▸ **What to do**
Copy out all lines where "entretenir" appears.

----- Records supplied

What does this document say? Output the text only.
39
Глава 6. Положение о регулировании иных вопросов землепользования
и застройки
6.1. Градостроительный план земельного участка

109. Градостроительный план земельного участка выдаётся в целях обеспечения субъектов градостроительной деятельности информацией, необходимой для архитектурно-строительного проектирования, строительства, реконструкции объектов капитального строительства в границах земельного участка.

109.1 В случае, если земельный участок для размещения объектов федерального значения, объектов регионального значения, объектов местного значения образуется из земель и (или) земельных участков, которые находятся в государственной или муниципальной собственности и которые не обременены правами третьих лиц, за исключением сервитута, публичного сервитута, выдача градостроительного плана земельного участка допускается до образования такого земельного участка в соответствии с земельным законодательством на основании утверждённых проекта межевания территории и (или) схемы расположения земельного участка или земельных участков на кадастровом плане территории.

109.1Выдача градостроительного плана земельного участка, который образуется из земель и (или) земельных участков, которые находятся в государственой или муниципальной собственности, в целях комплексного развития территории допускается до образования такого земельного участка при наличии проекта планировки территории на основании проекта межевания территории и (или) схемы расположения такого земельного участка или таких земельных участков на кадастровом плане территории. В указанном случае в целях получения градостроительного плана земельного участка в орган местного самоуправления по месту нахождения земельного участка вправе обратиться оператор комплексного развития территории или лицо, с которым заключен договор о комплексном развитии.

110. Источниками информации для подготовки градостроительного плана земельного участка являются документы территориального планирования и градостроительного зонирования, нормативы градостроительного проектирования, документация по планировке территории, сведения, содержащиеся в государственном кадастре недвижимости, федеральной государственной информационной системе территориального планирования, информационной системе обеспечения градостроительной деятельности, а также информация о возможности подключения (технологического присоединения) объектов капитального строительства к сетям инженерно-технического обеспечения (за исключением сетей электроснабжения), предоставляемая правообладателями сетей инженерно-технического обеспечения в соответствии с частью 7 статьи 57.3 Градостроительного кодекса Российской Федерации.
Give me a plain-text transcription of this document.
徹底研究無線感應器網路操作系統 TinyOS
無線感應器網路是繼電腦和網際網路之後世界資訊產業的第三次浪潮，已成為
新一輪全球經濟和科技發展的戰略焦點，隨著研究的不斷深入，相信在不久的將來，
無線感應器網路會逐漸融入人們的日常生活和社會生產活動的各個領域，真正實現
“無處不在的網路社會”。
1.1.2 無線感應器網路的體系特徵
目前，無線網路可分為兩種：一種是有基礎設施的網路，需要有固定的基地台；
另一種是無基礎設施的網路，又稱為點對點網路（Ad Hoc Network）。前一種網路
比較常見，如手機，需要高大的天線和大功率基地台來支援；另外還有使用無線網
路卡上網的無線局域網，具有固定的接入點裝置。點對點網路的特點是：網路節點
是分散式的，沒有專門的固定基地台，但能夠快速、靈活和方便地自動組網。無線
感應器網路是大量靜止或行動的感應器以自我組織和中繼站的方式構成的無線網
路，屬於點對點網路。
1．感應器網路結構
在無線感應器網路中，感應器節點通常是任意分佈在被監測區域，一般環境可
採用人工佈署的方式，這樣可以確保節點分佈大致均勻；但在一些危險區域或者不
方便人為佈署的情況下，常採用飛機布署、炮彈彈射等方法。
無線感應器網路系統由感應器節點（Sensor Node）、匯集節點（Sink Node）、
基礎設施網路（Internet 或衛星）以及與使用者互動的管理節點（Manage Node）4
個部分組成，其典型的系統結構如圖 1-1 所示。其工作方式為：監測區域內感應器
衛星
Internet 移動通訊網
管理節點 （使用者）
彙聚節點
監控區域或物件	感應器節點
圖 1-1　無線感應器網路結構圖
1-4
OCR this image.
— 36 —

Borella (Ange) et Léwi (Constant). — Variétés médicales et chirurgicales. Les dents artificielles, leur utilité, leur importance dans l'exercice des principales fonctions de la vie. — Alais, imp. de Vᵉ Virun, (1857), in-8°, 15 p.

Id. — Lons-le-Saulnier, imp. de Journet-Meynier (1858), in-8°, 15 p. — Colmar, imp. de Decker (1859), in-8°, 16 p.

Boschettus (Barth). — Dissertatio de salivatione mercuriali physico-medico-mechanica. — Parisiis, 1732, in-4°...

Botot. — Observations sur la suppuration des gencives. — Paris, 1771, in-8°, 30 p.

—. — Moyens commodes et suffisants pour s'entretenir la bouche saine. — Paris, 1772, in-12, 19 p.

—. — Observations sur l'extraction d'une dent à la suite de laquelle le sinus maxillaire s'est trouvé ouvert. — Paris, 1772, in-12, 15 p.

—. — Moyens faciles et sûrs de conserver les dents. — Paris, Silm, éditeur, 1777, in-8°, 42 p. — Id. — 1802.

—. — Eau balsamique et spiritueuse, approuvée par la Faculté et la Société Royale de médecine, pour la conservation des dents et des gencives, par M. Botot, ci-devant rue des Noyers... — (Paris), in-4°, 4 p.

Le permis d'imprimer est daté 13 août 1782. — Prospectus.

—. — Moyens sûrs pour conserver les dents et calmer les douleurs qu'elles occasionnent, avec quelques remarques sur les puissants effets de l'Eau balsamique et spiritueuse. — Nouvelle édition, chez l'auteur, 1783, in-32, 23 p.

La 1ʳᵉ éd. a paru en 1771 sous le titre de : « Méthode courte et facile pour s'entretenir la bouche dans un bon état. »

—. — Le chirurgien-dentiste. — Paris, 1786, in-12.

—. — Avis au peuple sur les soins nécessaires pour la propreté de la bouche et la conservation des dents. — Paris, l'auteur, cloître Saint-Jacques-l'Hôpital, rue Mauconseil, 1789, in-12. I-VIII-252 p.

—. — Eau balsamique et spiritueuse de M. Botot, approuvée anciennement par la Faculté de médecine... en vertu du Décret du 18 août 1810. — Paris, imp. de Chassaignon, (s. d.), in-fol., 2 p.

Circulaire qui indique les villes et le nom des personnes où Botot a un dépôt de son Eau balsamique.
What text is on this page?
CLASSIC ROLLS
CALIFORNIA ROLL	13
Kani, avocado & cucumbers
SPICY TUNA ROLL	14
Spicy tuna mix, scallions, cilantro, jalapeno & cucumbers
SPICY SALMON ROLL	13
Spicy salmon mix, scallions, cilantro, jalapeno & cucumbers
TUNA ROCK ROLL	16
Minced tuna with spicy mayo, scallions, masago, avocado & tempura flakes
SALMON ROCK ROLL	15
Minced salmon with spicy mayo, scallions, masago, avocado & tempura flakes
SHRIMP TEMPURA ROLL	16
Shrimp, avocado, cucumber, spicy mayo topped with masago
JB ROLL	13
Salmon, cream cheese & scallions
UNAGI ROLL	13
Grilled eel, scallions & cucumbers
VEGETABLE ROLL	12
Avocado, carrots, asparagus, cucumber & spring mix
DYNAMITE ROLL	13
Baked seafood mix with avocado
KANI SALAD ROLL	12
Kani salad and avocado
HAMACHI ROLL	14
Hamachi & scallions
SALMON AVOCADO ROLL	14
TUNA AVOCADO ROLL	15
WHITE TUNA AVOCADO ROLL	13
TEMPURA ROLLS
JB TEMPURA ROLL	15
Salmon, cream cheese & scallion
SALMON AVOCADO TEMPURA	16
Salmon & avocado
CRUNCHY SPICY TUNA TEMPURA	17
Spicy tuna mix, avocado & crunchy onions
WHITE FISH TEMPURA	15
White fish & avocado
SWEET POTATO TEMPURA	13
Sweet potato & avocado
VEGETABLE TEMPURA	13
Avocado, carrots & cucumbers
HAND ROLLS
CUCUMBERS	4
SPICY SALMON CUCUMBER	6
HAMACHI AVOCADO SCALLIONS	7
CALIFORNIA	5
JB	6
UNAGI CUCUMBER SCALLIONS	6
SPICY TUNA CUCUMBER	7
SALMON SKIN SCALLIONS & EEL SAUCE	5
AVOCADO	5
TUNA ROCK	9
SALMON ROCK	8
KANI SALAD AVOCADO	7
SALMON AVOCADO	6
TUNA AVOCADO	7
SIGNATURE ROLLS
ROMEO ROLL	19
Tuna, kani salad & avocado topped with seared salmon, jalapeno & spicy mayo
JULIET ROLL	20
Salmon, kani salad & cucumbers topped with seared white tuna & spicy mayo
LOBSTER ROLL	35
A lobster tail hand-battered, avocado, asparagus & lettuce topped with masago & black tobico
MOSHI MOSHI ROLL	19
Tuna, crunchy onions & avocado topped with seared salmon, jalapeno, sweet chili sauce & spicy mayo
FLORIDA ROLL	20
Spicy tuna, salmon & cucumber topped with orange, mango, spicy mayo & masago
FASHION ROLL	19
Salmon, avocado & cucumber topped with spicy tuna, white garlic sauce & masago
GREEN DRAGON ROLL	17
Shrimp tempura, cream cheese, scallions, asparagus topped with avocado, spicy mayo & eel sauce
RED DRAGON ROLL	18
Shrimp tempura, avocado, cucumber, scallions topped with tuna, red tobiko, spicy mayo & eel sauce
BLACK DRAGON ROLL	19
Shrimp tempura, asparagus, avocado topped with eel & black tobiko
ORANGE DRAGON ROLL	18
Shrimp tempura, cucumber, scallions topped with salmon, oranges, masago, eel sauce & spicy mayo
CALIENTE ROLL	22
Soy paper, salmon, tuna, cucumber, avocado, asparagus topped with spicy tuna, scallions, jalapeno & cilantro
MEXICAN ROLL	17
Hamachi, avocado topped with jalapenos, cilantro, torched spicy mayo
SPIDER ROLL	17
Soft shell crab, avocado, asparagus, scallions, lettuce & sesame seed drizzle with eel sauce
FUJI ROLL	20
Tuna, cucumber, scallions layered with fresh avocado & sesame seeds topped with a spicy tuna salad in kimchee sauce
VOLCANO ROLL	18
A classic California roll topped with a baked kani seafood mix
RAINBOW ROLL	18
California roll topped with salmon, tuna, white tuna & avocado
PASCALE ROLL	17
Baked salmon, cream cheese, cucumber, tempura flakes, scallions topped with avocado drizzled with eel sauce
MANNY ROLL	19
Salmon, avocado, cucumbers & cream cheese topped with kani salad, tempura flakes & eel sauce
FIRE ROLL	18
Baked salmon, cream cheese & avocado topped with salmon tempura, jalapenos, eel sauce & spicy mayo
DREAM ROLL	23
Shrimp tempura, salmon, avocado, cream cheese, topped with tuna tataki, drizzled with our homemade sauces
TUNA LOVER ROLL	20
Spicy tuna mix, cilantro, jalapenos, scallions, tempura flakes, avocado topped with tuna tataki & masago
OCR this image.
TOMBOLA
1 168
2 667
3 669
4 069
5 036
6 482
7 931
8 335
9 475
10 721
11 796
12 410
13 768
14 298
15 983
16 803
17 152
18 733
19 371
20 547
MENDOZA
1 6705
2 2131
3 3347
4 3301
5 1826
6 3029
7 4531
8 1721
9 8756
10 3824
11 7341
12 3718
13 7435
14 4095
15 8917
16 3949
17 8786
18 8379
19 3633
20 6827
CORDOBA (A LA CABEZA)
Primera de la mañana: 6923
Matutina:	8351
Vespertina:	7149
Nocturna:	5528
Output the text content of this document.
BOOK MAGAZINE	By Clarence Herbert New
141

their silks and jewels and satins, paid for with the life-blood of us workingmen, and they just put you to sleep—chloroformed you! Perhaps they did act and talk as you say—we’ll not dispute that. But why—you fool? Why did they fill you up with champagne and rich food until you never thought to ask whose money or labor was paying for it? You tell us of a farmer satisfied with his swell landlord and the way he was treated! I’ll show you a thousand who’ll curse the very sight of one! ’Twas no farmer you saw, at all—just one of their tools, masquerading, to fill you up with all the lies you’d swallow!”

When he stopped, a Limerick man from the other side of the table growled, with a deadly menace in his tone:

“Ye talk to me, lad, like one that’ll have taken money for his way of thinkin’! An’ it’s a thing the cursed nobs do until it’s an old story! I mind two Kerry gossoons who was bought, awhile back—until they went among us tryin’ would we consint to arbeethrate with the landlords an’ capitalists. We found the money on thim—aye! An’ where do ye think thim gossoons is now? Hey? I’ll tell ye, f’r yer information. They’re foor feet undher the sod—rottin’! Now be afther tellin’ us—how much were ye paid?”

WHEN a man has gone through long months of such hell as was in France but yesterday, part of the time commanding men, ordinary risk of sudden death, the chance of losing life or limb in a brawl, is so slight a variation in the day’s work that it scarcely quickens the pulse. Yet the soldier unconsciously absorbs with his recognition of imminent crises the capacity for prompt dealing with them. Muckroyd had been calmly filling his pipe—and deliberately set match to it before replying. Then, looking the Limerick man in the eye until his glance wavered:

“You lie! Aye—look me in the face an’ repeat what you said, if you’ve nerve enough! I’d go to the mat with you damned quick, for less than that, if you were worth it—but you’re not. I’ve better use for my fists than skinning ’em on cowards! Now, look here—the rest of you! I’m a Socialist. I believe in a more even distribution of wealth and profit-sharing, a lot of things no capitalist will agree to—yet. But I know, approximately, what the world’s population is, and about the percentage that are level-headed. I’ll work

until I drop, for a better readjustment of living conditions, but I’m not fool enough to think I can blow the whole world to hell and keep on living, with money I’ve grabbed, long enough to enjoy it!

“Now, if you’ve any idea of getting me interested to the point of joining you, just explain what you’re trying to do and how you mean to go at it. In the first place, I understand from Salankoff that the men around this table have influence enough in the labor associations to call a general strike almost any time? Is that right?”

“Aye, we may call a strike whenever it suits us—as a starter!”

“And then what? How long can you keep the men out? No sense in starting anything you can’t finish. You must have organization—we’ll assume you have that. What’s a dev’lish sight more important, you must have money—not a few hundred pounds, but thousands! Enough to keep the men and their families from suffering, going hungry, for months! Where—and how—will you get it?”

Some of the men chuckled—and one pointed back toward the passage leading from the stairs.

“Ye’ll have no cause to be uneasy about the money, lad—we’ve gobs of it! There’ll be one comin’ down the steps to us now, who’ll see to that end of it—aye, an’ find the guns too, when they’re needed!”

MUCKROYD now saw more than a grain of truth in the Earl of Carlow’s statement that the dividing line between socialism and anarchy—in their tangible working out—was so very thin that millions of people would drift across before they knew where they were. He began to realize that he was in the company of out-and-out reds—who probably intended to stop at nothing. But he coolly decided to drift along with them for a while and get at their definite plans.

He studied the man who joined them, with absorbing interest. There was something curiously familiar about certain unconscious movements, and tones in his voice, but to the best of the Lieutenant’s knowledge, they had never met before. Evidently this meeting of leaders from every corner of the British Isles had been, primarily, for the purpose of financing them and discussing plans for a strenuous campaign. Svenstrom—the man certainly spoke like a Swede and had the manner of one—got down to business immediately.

----------

▸ **Reply to the task**
—. — Moyens commodes et suffisants pour s'entretenir la bouche saine. — Paris, 1772, in-12, 19 p.
La 1ʳᵉ éd. a paru en 1771 sous le titre de : « Méthode courte et facile pour s'entretenir la bouche dans un bon état. »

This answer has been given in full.